Task goal
Below are some records. Say in a single number how many of their lines include the word "Estate".

Input material
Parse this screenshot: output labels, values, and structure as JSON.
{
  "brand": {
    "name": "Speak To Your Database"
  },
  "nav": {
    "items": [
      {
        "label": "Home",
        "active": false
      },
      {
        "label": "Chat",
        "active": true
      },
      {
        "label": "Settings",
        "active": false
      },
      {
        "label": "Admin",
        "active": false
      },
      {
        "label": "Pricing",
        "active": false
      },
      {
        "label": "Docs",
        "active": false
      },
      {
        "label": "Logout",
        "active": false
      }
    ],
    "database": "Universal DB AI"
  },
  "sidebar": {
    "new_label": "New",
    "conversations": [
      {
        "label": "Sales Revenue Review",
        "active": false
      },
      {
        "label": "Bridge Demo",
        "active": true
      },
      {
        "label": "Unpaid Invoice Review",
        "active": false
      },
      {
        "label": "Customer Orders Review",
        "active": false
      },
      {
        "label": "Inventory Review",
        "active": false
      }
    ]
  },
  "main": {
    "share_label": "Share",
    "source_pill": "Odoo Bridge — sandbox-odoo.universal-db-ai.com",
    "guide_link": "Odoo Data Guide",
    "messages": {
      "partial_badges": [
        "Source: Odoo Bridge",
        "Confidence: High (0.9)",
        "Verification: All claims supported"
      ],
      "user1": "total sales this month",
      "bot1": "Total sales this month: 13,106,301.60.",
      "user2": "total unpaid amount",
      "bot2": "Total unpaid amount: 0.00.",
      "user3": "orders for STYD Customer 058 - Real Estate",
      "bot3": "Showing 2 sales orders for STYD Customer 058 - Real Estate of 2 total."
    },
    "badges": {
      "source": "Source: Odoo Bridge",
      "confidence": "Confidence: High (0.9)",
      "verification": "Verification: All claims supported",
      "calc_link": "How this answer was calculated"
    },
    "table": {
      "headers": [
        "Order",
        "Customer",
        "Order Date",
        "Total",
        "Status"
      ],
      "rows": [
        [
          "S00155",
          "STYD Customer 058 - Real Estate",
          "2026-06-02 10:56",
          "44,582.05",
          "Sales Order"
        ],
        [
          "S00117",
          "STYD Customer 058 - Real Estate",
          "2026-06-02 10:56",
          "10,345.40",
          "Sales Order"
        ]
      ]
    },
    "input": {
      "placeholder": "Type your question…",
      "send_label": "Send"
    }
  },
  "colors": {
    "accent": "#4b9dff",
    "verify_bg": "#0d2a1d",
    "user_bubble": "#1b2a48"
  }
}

Solution for this task
4